Dataset records:
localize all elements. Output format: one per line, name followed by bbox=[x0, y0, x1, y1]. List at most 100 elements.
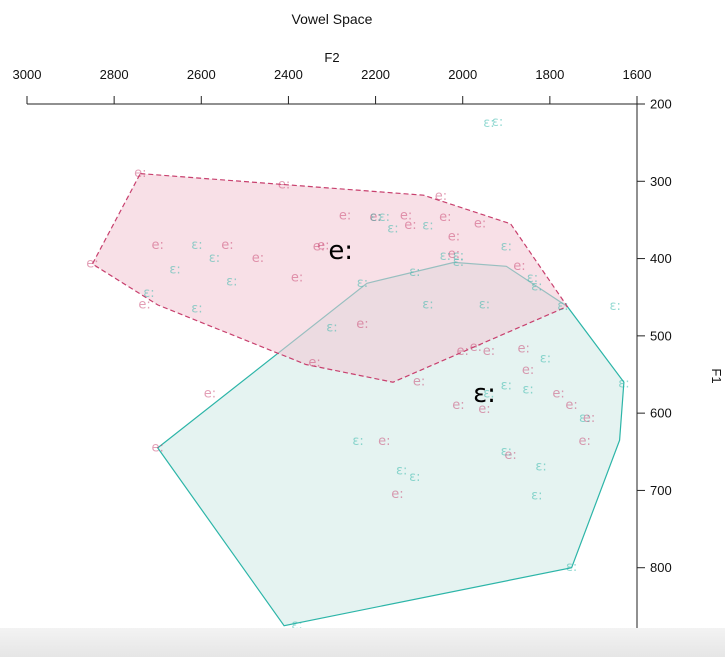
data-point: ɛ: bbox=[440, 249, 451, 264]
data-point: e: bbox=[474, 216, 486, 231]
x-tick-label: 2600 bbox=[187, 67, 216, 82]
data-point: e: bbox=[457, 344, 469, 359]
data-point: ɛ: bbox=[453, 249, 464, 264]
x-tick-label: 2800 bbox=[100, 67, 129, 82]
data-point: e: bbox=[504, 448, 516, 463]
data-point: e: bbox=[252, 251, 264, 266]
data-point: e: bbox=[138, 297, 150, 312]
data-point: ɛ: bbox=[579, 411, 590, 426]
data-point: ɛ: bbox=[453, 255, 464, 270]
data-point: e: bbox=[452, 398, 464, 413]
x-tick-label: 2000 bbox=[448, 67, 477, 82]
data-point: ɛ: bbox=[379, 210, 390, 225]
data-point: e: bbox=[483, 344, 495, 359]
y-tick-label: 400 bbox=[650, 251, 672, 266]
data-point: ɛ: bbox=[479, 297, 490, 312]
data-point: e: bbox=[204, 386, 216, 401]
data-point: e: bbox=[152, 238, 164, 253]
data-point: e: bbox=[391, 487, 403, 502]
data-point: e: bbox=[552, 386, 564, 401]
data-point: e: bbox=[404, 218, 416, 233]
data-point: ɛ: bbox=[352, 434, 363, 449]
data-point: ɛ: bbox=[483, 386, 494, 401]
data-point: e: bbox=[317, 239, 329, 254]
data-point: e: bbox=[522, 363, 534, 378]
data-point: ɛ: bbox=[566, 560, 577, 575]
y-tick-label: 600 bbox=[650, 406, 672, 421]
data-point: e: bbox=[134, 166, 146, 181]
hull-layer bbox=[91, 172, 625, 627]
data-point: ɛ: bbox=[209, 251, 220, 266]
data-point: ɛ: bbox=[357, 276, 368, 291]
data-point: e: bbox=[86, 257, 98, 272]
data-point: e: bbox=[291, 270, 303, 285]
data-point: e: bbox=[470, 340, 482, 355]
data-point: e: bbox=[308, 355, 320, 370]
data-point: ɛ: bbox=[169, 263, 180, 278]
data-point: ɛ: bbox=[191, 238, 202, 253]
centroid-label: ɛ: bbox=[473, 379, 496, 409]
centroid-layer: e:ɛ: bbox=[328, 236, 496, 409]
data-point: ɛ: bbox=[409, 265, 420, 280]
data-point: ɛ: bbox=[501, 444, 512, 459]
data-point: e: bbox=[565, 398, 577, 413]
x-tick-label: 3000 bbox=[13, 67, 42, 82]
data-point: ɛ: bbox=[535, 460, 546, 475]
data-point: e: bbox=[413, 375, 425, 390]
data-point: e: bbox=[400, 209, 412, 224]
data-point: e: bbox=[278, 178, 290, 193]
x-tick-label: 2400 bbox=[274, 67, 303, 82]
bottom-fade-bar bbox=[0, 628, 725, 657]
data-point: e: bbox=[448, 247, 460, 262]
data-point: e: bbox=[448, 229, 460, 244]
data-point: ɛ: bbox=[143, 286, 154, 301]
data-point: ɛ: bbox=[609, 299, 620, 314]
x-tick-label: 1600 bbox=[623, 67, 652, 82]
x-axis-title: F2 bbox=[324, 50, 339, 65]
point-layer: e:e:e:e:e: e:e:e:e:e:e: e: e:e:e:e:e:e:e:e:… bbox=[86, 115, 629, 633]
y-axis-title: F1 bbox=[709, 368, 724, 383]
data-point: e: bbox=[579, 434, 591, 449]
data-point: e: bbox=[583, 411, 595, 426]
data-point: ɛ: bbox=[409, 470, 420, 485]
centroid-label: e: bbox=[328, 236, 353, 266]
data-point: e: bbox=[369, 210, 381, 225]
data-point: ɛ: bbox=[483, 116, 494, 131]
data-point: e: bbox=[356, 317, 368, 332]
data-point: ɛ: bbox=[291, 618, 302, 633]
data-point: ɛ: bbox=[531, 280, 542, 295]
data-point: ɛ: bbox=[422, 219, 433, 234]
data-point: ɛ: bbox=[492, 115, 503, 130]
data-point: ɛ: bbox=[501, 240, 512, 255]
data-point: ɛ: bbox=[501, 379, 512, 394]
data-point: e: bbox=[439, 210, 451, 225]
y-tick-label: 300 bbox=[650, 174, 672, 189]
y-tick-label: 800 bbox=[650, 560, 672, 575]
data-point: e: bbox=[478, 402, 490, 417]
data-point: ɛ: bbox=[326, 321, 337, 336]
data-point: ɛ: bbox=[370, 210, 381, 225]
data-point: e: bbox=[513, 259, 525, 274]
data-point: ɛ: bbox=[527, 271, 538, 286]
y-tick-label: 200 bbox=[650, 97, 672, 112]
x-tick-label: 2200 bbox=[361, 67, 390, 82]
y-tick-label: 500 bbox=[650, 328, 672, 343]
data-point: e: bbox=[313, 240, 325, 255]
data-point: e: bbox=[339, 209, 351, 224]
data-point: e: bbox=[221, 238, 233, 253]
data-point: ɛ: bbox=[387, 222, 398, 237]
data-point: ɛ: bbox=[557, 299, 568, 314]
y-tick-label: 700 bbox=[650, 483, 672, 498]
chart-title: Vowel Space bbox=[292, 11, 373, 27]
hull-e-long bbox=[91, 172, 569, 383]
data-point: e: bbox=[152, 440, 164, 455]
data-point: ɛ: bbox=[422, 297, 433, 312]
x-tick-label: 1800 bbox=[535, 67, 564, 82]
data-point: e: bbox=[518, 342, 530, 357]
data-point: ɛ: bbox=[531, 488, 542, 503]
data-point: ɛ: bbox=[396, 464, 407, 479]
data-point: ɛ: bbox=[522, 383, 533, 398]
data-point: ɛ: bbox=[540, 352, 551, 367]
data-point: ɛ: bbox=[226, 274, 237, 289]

---

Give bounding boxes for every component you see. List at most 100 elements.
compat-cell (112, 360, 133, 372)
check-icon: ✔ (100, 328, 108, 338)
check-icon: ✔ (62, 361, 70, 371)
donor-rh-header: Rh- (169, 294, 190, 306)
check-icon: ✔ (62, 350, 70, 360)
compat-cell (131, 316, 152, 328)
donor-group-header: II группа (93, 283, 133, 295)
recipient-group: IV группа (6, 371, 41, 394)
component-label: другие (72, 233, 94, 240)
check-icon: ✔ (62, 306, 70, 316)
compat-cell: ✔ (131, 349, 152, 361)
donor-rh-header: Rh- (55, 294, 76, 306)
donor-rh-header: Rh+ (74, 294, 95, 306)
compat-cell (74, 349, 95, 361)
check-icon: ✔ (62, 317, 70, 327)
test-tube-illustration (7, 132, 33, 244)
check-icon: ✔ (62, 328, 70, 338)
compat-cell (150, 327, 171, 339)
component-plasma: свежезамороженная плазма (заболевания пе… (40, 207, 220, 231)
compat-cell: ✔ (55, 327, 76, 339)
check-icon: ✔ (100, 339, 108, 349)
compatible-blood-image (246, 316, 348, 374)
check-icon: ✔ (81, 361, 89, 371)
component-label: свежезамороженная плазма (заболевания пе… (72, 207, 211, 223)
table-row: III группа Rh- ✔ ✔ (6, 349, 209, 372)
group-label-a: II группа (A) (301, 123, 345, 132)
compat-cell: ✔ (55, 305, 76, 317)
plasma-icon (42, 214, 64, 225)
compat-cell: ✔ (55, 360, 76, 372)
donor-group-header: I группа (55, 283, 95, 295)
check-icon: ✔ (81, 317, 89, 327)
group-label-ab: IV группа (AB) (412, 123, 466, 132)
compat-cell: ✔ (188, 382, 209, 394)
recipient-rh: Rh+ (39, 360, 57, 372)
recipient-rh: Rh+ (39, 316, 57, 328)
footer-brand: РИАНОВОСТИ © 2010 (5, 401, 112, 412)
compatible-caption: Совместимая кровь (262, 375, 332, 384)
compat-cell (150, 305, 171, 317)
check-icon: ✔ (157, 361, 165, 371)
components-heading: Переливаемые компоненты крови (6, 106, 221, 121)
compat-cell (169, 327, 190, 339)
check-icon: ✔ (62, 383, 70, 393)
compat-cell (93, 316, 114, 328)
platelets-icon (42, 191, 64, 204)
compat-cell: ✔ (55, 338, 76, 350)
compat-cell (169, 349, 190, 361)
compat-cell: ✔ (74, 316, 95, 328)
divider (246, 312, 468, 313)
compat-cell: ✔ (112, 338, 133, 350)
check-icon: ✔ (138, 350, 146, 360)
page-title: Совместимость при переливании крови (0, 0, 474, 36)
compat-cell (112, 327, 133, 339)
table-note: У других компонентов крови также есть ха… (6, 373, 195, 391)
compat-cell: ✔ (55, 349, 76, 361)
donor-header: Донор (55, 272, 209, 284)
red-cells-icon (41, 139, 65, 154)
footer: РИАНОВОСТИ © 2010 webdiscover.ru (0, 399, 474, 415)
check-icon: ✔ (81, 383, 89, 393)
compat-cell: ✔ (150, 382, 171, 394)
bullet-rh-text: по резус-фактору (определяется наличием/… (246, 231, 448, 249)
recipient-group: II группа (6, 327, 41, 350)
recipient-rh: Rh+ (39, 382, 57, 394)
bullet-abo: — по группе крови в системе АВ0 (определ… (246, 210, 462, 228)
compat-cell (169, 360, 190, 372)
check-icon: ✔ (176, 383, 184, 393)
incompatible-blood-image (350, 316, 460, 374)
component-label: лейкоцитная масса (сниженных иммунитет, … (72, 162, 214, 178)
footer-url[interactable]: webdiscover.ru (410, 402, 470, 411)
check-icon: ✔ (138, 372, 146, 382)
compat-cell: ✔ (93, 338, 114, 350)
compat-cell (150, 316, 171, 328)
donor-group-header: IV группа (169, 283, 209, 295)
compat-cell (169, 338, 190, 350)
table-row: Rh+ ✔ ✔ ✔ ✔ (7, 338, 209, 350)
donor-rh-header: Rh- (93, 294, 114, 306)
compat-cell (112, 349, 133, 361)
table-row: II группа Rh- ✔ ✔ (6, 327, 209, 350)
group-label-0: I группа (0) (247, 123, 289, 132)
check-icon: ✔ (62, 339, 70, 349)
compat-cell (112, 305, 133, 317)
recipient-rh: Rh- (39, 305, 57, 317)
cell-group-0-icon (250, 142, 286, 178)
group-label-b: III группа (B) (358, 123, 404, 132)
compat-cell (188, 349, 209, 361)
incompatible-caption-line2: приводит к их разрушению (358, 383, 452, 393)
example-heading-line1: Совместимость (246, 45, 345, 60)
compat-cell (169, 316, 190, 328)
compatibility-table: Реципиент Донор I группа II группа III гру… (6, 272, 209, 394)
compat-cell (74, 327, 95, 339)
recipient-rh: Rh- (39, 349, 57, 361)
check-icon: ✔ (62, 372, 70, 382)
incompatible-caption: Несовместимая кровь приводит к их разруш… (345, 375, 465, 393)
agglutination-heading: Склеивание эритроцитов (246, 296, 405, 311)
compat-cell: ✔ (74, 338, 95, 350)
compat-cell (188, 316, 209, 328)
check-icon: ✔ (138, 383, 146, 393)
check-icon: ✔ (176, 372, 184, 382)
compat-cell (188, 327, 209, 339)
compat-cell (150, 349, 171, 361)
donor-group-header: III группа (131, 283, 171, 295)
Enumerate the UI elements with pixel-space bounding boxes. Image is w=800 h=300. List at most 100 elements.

---

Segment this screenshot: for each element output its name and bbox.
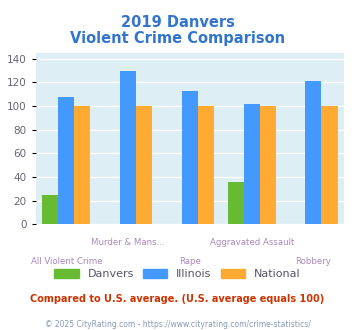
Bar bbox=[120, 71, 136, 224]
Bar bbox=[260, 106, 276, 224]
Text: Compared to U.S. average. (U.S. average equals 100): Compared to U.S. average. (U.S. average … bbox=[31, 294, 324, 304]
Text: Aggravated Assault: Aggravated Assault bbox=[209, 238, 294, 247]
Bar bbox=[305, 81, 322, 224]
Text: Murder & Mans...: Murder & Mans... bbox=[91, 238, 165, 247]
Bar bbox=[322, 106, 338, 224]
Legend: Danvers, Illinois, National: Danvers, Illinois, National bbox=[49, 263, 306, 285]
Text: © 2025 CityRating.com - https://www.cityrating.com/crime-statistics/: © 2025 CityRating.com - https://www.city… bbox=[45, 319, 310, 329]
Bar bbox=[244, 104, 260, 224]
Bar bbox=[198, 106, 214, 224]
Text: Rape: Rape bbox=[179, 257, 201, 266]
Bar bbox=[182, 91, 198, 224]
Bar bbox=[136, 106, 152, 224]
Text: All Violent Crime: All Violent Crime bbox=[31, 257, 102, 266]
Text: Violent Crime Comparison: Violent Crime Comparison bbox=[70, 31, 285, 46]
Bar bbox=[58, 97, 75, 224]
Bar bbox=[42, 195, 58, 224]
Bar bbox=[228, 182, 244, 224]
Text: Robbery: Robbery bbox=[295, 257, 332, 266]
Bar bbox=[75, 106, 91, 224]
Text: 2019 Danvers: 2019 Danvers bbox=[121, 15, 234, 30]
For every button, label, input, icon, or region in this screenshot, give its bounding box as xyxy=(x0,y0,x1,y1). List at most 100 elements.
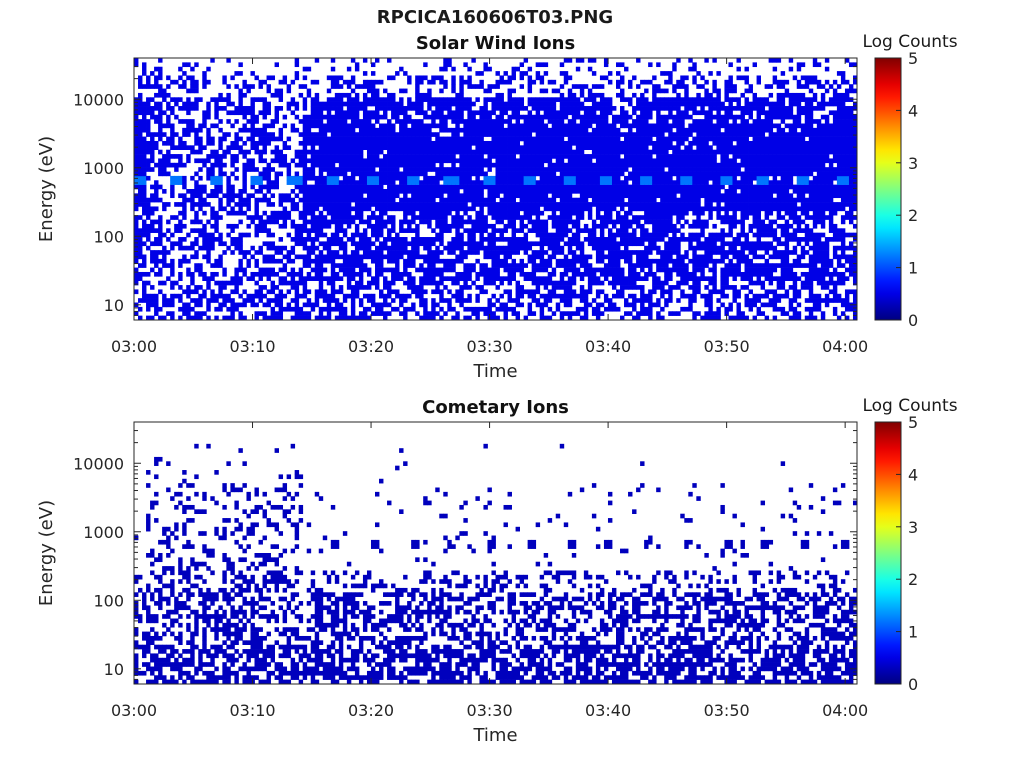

Written instruction: Which lines in the items above contain the string "РИАНОВОСТИ"? Gather each of them, copied in full.

Correct response:
footer-brand: РИАНОВОСТИ © 2010 (5, 401, 112, 412)
footer: РИАНОВОСТИ © 2010 webdiscover.ru (0, 399, 474, 415)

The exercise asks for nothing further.